REQUIRED TASK:
Look through the material below. Copy every line with the string "Reset" in it.

MATERIAL TO PROCESS:
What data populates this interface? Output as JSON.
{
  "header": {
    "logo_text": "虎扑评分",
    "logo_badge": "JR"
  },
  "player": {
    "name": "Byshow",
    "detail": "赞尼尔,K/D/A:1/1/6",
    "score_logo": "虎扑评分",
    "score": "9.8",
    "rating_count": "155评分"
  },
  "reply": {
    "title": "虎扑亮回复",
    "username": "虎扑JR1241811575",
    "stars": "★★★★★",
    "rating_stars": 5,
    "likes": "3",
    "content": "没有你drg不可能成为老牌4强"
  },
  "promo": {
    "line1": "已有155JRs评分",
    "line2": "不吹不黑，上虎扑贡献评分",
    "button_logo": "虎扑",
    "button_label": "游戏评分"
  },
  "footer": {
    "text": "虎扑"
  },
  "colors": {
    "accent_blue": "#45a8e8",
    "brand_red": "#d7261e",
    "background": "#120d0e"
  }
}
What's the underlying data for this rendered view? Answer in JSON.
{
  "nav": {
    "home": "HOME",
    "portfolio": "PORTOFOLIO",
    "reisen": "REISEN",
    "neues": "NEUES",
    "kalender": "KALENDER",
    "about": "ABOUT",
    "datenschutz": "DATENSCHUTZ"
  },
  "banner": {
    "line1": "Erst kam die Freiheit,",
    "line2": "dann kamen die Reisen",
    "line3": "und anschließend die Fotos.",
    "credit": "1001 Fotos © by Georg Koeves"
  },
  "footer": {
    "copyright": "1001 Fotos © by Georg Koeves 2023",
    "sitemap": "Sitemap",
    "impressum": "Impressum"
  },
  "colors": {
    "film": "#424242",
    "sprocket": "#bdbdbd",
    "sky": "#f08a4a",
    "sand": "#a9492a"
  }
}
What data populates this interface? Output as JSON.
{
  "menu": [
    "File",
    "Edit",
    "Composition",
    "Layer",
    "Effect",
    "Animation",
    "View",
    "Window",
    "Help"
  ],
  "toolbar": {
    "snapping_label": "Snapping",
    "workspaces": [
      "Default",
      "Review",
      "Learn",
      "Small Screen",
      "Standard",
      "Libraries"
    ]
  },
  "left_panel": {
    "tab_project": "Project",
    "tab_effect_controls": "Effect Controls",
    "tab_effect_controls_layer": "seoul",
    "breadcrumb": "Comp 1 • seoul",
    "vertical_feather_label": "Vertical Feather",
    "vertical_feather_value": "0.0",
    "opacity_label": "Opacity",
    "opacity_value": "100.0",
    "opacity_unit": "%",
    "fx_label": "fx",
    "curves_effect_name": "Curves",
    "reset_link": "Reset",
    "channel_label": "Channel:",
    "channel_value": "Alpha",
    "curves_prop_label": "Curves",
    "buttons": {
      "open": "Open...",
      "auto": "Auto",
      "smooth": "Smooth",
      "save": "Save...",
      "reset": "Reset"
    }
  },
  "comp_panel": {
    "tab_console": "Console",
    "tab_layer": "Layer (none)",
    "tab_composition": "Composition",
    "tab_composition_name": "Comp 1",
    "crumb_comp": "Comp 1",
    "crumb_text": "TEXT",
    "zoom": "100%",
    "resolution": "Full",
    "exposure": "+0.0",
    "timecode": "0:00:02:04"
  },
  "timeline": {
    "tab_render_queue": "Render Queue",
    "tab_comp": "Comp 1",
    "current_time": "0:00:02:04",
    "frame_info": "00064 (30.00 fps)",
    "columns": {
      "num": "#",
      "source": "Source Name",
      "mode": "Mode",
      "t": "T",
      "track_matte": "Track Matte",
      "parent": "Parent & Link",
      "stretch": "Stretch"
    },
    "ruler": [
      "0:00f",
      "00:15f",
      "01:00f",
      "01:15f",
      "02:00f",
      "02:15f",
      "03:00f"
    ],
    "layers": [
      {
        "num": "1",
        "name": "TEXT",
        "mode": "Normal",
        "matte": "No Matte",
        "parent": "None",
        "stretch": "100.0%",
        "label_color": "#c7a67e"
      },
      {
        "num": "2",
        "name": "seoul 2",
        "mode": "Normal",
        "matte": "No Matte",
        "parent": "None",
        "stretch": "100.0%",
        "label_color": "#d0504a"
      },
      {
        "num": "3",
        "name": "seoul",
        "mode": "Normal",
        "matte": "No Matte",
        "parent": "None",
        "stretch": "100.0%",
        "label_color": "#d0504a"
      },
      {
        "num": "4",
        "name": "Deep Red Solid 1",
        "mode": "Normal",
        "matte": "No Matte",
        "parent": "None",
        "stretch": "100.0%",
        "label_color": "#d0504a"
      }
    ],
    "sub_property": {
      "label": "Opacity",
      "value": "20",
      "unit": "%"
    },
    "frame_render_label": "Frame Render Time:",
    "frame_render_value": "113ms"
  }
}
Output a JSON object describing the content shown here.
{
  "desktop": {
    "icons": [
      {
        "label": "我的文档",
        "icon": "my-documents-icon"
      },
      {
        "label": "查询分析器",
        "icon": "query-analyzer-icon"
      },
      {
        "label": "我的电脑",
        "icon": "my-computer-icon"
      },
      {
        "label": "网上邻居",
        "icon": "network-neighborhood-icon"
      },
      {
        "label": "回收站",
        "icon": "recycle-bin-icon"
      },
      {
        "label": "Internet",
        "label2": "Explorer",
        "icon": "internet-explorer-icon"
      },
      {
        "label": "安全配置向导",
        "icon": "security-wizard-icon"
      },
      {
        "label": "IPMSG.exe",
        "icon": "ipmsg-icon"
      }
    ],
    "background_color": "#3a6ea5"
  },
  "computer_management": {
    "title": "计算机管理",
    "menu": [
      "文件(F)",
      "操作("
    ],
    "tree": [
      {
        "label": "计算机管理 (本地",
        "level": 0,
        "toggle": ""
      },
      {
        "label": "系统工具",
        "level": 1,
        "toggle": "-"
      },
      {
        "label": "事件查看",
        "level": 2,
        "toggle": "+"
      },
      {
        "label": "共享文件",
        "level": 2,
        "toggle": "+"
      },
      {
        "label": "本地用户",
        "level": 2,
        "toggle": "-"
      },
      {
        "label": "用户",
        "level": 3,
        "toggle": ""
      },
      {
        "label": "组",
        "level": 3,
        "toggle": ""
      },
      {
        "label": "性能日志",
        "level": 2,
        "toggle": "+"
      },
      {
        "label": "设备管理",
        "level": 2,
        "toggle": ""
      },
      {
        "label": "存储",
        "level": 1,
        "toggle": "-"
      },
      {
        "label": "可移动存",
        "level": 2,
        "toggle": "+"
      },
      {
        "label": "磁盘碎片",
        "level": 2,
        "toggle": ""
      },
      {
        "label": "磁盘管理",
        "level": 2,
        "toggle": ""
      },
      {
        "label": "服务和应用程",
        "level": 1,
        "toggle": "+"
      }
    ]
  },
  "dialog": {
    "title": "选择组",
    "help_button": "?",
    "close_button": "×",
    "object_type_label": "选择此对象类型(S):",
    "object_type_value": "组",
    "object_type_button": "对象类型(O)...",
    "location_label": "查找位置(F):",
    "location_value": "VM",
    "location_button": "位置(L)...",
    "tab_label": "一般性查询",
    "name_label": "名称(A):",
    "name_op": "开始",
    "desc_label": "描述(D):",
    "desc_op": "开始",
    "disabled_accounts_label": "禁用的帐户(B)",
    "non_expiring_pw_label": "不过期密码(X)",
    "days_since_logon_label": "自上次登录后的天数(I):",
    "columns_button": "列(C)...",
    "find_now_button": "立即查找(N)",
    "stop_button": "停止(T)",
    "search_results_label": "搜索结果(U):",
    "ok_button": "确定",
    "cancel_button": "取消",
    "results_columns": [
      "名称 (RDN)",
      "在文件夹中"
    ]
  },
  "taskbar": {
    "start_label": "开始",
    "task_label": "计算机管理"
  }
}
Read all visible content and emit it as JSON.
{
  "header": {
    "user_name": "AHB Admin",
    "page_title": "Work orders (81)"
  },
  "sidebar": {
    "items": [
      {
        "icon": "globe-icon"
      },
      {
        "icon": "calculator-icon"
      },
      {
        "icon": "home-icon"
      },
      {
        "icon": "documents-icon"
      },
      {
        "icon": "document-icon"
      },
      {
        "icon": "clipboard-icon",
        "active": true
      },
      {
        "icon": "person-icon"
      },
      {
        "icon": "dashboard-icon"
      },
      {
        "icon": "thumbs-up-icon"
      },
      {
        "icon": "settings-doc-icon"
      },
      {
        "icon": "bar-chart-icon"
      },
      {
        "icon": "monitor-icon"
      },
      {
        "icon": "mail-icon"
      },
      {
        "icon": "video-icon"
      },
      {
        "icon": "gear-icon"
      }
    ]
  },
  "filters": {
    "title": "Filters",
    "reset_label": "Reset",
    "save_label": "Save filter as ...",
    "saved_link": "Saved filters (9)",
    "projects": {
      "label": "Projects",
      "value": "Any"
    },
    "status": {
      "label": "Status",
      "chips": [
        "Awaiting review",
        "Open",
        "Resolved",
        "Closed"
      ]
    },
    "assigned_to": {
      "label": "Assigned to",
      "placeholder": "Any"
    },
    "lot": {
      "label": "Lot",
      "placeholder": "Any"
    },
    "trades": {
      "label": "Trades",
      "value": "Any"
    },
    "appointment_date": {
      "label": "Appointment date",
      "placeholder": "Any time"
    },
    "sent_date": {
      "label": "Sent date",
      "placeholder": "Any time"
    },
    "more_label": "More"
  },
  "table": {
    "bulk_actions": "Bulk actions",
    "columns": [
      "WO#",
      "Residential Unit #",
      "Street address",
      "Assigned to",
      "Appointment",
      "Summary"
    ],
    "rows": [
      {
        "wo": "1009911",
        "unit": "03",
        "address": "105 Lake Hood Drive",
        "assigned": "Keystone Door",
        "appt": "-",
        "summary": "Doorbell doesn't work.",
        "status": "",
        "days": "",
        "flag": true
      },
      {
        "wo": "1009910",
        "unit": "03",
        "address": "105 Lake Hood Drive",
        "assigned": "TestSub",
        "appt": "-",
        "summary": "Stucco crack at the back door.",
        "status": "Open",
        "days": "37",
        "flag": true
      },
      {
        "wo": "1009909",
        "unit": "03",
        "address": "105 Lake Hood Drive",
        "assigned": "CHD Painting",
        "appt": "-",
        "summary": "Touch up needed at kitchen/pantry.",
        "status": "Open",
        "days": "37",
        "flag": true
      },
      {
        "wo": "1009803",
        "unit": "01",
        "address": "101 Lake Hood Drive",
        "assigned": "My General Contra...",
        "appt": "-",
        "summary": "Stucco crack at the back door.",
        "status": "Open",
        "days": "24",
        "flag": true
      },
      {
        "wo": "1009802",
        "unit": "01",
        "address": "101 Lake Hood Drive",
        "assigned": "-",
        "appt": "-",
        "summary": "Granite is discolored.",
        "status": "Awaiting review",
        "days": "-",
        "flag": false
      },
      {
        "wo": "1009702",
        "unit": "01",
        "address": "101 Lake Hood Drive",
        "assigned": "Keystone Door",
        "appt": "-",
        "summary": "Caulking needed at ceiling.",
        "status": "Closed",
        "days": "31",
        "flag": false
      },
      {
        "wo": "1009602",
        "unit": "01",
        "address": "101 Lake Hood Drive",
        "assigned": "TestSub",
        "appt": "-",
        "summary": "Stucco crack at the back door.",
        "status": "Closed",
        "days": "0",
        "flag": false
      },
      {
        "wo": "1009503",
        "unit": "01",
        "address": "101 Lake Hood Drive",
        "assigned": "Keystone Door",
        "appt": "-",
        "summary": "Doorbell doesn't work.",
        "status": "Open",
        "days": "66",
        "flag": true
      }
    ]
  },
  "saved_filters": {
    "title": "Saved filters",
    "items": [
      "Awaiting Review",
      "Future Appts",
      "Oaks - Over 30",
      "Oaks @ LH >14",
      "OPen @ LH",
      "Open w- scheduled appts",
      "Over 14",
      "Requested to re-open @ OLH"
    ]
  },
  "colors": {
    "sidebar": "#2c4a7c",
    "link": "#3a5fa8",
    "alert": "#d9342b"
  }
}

EXERCISE RESULT:
    "reset_link": "Reset",
      "reset": "Reset"
    "reset_label": "Reset",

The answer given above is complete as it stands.